(What you have to do): All records must be quoted exactly. Omit the pictures.

__________

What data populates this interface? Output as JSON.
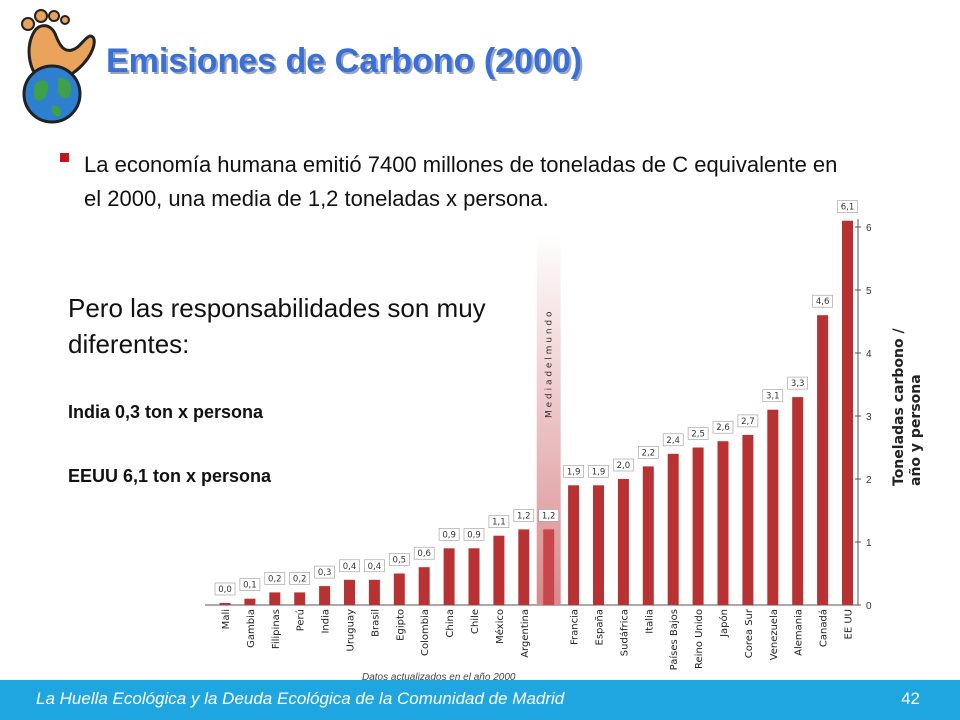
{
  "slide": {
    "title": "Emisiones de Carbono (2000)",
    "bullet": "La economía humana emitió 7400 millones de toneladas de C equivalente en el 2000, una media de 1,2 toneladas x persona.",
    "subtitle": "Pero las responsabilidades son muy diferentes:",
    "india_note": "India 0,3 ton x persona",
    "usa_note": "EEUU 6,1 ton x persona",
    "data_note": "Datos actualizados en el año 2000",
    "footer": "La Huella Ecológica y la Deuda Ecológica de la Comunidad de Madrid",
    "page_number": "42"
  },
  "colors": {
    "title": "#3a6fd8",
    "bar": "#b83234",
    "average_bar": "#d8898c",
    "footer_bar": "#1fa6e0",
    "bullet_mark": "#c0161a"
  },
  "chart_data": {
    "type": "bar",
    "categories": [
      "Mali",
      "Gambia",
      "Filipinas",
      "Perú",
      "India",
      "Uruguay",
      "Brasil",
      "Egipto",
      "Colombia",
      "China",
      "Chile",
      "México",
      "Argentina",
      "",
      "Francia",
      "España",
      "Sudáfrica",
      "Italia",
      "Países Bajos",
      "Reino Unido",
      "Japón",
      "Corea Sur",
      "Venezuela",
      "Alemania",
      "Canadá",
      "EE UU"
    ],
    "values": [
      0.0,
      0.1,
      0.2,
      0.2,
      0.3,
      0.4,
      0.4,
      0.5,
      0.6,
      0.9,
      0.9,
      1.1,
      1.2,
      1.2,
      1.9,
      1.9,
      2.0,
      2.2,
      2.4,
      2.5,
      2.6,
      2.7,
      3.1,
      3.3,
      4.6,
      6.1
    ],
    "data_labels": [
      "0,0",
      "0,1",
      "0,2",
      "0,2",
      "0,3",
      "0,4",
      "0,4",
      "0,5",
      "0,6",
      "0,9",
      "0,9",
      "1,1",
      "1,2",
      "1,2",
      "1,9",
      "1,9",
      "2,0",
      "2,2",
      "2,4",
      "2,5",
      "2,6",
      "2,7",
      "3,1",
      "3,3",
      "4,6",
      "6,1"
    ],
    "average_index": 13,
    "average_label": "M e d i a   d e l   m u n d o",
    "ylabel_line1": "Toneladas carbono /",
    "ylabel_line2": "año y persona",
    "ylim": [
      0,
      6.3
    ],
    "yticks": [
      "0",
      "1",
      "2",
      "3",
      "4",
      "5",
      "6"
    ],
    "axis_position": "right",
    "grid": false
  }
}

__________

(Output of the exercise):
What data populates this interface? Output as JSON.
{
  "slide": {
    "title": "Emisiones de Carbono (2000)",
    "bullet": "La economía humana emitió 7400 millones de toneladas de C equivalente en el 2000, una media de 1,2 toneladas x persona.",
    "subtitle": "Pero las responsabilidades son muy diferentes:",
    "india_note": "India 0,3 ton x persona",
    "usa_note": "EEUU 6,1 ton x persona",
    "data_note": "Datos actualizados en el año 2000",
    "footer": "La Huella Ecológica y la Deuda Ecológica de la Comunidad de Madrid",
    "page_number": "42"
  },
  "colors": {
    "title": "#3a6fd8",
    "bar": "#b83234",
    "average_bar": "#d8898c",
    "footer_bar": "#1fa6e0",
    "bullet_mark": "#c0161a"
  },
  "chart_data": {
    "type": "bar",
    "categories": [
      "Mali",
      "Gambia",
      "Filipinas",
      "Perú",
      "India",
      "Uruguay",
      "Brasil",
      "Egipto",
      "Colombia",
      "China",
      "Chile",
      "México",
      "Argentina",
      "",
      "Francia",
      "España",
      "Sudáfrica",
      "Italia",
      "Países Bajos",
      "Reino Unido",
      "Japón",
      "Corea Sur",
      "Venezuela",
      "Alemania",
      "Canadá",
      "EE UU"
    ],
    "values": [
      0.0,
      0.1,
      0.2,
      0.2,
      0.3,
      0.4,
      0.4,
      0.5,
      0.6,
      0.9,
      0.9,
      1.1,
      1.2,
      1.2,
      1.9,
      1.9,
      2.0,
      2.2,
      2.4,
      2.5,
      2.6,
      2.7,
      3.1,
      3.3,
      4.6,
      6.1
    ],
    "data_labels": [
      "0,0",
      "0,1",
      "0,2",
      "0,2",
      "0,3",
      "0,4",
      "0,4",
      "0,5",
      "0,6",
      "0,9",
      "0,9",
      "1,1",
      "1,2",
      "1,2",
      "1,9",
      "1,9",
      "2,0",
      "2,2",
      "2,4",
      "2,5",
      "2,6",
      "2,7",
      "3,1",
      "3,3",
      "4,6",
      "6,1"
    ],
    "average_index": 13,
    "average_label": "M e d i a   d e l   m u n d o",
    "ylabel_line1": "Toneladas carbono /",
    "ylabel_line2": "año y persona",
    "ylim": [
      0,
      6.3
    ],
    "yticks": [
      "0",
      "1",
      "2",
      "3",
      "4",
      "5",
      "6"
    ],
    "axis_position": "right",
    "grid": false
  }
}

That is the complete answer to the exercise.